§ **Dataset entries**:
———

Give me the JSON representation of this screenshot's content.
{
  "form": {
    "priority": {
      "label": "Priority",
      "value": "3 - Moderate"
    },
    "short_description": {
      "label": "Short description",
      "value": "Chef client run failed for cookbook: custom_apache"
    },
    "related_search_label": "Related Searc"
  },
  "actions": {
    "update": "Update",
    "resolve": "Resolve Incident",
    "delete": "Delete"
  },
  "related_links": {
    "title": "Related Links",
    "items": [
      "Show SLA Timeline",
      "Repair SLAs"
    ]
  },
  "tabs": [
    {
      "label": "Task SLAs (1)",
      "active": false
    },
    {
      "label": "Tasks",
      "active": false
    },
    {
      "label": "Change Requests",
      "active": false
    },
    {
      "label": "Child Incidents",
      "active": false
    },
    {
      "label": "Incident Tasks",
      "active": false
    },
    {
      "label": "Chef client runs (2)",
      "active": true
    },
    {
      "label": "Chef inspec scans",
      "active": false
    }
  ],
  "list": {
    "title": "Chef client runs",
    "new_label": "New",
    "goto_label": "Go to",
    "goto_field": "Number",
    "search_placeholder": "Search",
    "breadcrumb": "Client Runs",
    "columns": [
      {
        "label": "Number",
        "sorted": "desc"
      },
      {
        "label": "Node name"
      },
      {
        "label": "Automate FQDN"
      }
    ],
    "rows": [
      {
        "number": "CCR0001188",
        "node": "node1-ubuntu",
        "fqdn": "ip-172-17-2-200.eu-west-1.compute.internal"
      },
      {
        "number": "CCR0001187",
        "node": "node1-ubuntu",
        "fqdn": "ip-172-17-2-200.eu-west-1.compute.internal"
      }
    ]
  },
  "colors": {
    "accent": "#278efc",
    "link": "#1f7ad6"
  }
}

———

§ **Exercise**:
Go through the listing above and restate it word for word.

§ **Answer for this exercise**:
Give me the JSON representation of this screenshot's content.
{
  "form": {
    "priority": {
      "label": "Priority",
      "value": "3 - Moderate"
    },
    "short_description": {
      "label": "Short description",
      "value": "Chef client run failed for cookbook: custom_apache"
    },
    "related_search_label": "Related Searc"
  },
  "actions": {
    "update": "Update",
    "resolve": "Resolve Incident",
    "delete": "Delete"
  },
  "related_links": {
    "title": "Related Links",
    "items": [
      "Show SLA Timeline",
      "Repair SLAs"
    ]
  },
  "tabs": [
    {
      "label": "Task SLAs (1)",
      "active": false
    },
    {
      "label": "Tasks",
      "active": false
    },
    {
      "label": "Change Requests",
      "active": false
    },
    {
      "label": "Child Incidents",
      "active": false
    },
    {
      "label": "Incident Tasks",
      "active": false
    },
    {
      "label": "Chef client runs (2)",
      "active": true
    },
    {
      "label": "Chef inspec scans",
      "active": false
    }
  ],
  "list": {
    "title": "Chef client runs",
    "new_label": "New",
    "goto_label": "Go to",
    "goto_field": "Number",
    "search_placeholder": "Search",
    "breadcrumb": "Client Runs",
    "columns": [
      {
        "label": "Number",
        "sorted": "desc"
      },
      {
        "label": "Node name"
      },
      {
        "label": "Automate FQDN"
      }
    ],
    "rows": [
      {
        "number": "CCR0001188",
        "node": "node1-ubuntu",
        "fqdn": "ip-172-17-2-200.eu-west-1.compute.internal"
      },
      {
        "number": "CCR0001187",
        "node": "node1-ubuntu",
        "fqdn": "ip-172-17-2-200.eu-west-1.compute.internal"
      }
    ]
  },
  "colors": {
    "accent": "#278efc",
    "link": "#1f7ad6"
  }
}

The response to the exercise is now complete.